Data shown:
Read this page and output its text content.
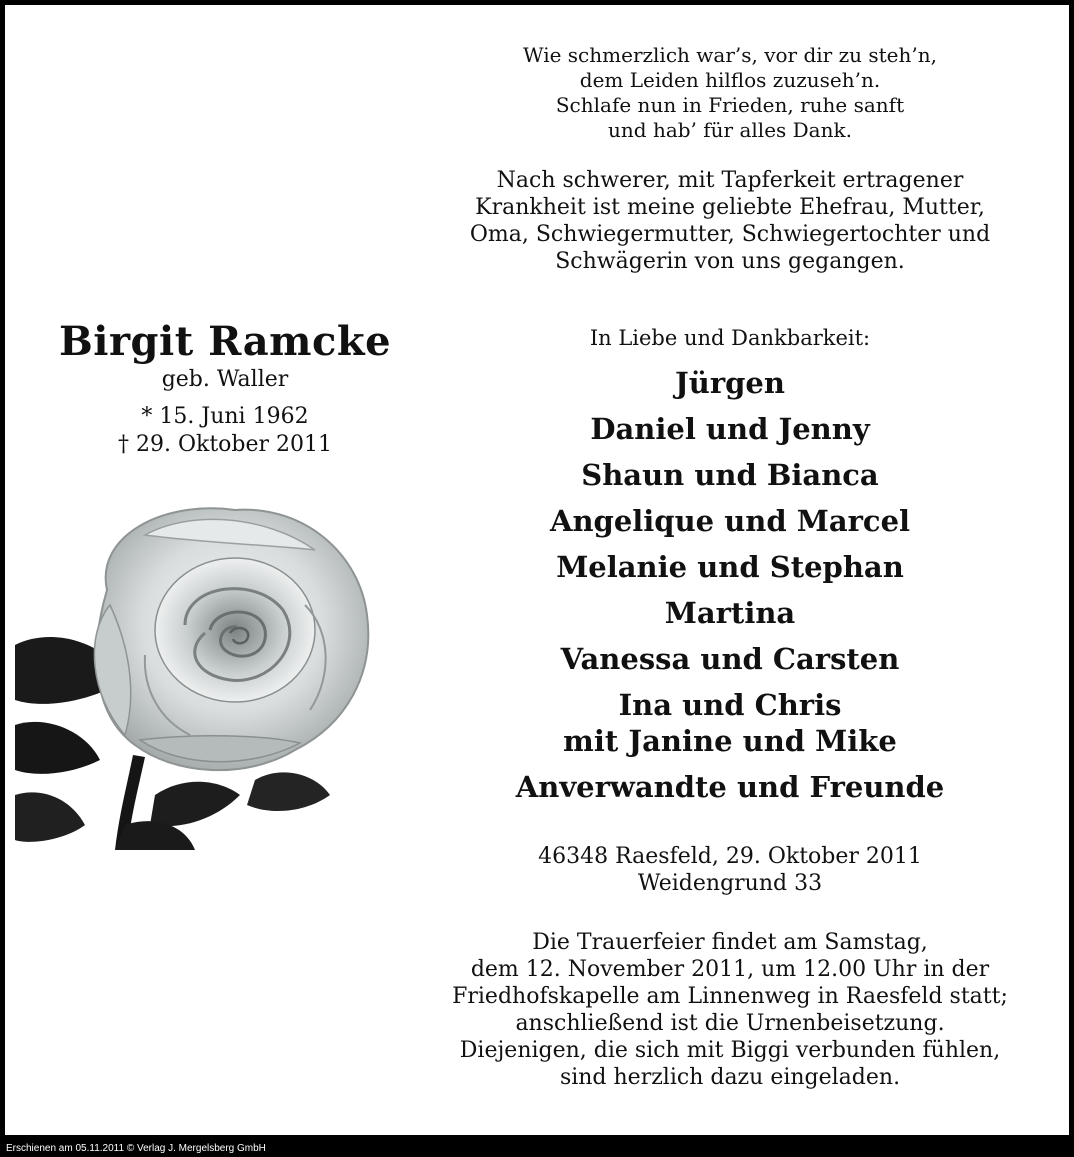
Birgit Ramcke

geb. Waller

* 15. Juni 1962
† 29. Oktober 2011
Wie schmerzlich war’s, vor dir zu steh’n,
dem Leiden hilflos zuzuseh’n.
Schlafe nun in Frieden, ruhe sanft
und hab’ für alles Dank.
Nach schwerer, mit Tapferkeit ertragener
Krankheit ist meine geliebte Ehefrau, Mutter,
Oma, Schwiegermutter, Schwiegertochter und
Schwägerin von uns gegangen.
In Liebe und Dankbarkeit:
Jürgen
Daniel und Jenny
Shaun und Bianca
Angelique und Marcel
Melanie und Stephan
Martina
Vanessa und Carsten
Ina und Chris
mit Janine und Mike
Anverwandte und Freunde
46348 Raesfeld, 29. Oktober 2011
Weidengrund 33
Die Trauerfeier findet am Samstag,
dem 12. November 2011, um 12.00 Uhr in der
Friedhofskapelle am Linnenweg in Raesfeld statt;
anschließend ist die Urnenbeisetzung.
Diejenigen, die sich mit Biggi verbunden fühlen,
sind herzlich dazu eingeladen.
Erschienen am 05.11.2011 © Verlag J. Mergelsberg GmbH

What you are asked to do:
Whenever "Raesfeld" turns up in a line, pick that line out.

Answer below:
46348 Raesfeld, 29. Oktober 2011
Friedhofskapelle am Linnenweg in Raesfeld statt;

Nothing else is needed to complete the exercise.